● WORK TO BE COMPLETED:
Wherever the word "โดยพน" turns up in a line of the entries, copy that line.
━━━━━ DATASET RECORDS ━━━━━
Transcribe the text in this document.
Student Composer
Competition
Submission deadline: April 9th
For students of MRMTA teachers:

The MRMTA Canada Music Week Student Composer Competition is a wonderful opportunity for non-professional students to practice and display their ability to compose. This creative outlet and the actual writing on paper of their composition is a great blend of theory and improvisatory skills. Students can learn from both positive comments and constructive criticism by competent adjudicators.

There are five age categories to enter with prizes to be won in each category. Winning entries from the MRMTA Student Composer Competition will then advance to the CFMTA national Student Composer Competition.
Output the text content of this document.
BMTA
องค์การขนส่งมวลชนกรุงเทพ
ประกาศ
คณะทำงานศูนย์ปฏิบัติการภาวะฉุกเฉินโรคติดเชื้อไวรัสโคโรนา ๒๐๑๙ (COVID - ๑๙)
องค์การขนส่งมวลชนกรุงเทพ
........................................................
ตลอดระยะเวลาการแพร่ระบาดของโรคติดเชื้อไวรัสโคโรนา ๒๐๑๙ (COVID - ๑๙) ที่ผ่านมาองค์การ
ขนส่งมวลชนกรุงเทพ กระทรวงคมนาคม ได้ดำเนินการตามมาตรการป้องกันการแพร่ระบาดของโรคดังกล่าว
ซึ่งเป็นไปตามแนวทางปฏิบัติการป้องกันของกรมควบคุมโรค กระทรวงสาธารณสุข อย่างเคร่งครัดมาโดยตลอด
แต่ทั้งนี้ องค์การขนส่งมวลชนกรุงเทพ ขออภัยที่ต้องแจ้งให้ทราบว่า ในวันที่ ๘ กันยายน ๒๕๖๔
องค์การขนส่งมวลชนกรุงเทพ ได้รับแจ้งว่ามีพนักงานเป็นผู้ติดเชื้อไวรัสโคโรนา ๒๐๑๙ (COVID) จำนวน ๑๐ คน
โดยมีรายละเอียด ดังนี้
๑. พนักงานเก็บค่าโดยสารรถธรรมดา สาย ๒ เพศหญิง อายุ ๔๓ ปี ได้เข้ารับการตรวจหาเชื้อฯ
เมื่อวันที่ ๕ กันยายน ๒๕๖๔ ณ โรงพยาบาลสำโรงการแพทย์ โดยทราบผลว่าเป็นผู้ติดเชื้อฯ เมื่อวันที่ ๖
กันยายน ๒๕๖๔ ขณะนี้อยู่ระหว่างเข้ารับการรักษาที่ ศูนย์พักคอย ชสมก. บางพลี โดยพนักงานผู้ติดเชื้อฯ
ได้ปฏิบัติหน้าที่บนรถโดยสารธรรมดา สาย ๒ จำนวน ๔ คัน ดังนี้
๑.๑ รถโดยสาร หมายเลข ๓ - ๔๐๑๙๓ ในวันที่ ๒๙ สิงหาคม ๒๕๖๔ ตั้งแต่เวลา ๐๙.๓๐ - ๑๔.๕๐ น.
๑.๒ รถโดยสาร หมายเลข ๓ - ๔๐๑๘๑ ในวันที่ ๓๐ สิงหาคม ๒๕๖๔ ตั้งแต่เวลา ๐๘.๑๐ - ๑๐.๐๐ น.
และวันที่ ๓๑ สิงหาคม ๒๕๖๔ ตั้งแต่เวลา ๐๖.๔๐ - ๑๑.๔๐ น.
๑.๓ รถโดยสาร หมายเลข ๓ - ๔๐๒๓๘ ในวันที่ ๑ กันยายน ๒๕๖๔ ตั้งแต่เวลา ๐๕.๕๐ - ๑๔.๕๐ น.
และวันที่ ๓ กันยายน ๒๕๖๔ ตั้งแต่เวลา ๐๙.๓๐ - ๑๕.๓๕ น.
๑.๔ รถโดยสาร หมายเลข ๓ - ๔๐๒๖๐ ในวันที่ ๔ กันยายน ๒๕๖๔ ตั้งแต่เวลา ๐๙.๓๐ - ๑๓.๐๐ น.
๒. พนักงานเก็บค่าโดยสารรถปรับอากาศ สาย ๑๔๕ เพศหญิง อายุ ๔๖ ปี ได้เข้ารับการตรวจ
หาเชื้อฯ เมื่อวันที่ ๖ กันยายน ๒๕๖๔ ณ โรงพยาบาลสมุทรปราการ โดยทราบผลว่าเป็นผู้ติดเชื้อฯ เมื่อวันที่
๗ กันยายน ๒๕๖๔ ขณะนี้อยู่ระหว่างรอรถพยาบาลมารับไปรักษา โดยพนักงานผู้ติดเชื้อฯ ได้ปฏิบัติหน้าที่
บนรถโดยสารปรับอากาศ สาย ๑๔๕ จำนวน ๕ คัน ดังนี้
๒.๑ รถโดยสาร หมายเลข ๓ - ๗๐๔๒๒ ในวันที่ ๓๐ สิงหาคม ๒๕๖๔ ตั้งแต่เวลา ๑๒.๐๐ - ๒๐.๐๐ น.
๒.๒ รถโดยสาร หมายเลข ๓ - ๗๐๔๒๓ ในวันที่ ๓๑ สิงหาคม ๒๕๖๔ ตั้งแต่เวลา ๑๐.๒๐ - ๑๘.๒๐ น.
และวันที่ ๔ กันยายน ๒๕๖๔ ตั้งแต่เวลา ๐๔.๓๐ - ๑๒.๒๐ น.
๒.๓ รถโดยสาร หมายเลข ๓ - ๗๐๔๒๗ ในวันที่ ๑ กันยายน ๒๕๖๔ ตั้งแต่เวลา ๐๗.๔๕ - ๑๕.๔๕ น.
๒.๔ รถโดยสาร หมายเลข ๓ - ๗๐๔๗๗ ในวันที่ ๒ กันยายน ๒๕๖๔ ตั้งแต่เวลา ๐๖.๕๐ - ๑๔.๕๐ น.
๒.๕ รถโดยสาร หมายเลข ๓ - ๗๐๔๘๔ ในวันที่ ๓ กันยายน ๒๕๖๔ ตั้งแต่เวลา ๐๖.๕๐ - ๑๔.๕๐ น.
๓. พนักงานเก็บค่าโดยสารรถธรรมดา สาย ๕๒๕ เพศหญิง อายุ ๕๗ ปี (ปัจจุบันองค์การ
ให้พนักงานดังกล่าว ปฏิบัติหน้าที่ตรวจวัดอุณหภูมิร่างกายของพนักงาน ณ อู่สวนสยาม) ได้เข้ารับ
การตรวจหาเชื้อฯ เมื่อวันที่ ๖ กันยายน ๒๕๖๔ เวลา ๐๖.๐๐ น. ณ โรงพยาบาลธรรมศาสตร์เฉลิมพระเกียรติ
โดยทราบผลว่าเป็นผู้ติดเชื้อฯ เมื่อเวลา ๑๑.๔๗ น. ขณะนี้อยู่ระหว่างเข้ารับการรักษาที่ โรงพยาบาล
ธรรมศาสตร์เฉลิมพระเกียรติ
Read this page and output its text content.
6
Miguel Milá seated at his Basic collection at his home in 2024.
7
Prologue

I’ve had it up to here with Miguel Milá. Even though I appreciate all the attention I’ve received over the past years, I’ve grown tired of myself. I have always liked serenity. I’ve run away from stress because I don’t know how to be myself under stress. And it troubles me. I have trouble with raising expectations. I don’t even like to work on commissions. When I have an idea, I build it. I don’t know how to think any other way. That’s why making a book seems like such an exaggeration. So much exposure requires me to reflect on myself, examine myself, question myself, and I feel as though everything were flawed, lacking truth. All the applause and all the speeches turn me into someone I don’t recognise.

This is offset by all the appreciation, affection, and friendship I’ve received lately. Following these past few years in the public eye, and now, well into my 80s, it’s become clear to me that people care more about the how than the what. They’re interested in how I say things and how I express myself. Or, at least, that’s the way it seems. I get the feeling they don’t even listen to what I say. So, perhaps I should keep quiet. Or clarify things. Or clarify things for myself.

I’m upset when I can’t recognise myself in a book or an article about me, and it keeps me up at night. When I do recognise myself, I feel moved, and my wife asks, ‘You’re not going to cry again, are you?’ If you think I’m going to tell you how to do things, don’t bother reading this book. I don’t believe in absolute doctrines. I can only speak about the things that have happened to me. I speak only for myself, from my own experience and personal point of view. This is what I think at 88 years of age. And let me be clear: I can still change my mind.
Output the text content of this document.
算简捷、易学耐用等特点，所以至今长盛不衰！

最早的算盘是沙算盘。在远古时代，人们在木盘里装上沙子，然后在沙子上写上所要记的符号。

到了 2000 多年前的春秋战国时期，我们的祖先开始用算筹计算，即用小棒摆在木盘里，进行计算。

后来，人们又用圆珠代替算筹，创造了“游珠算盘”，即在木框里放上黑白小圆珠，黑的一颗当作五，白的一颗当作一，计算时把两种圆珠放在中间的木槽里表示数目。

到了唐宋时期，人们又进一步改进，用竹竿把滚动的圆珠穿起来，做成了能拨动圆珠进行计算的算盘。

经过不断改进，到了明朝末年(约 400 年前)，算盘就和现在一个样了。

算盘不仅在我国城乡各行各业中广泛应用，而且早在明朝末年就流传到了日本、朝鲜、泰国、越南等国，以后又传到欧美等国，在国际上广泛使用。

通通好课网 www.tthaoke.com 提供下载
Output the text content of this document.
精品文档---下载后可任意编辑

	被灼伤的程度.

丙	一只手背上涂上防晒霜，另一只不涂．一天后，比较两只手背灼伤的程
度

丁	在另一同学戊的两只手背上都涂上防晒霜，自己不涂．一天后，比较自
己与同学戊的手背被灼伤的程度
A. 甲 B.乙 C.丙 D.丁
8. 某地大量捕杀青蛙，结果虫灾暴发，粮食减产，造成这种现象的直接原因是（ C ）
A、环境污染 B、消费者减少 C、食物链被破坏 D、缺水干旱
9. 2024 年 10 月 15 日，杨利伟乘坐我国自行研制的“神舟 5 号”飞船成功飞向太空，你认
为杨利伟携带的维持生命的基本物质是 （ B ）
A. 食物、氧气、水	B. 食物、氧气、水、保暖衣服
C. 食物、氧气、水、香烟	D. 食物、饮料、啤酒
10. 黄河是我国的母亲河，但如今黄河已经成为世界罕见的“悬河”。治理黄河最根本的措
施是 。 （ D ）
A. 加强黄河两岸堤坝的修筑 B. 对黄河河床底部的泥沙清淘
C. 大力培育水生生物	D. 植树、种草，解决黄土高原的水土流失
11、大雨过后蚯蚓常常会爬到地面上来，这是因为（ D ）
━━━━━
● RESPONSE TO THE EXERCISE:
กันยายน ๒๕๖๔ ขณะนี้อยู่ระหว่างเข้ารับการรักษาที่ ศูนย์พักคอย ชสมก. บางพลี โดยพนักงานผู้ติดเชื้อฯ
๗ กันยายน ๒๕๖๔ ขณะนี้อยู่ระหว่างรอรถพยาบาลมารับไปรักษา โดยพนักงานผู้ติดเชื้อฯ ได้ปฏิบัติหน้าที่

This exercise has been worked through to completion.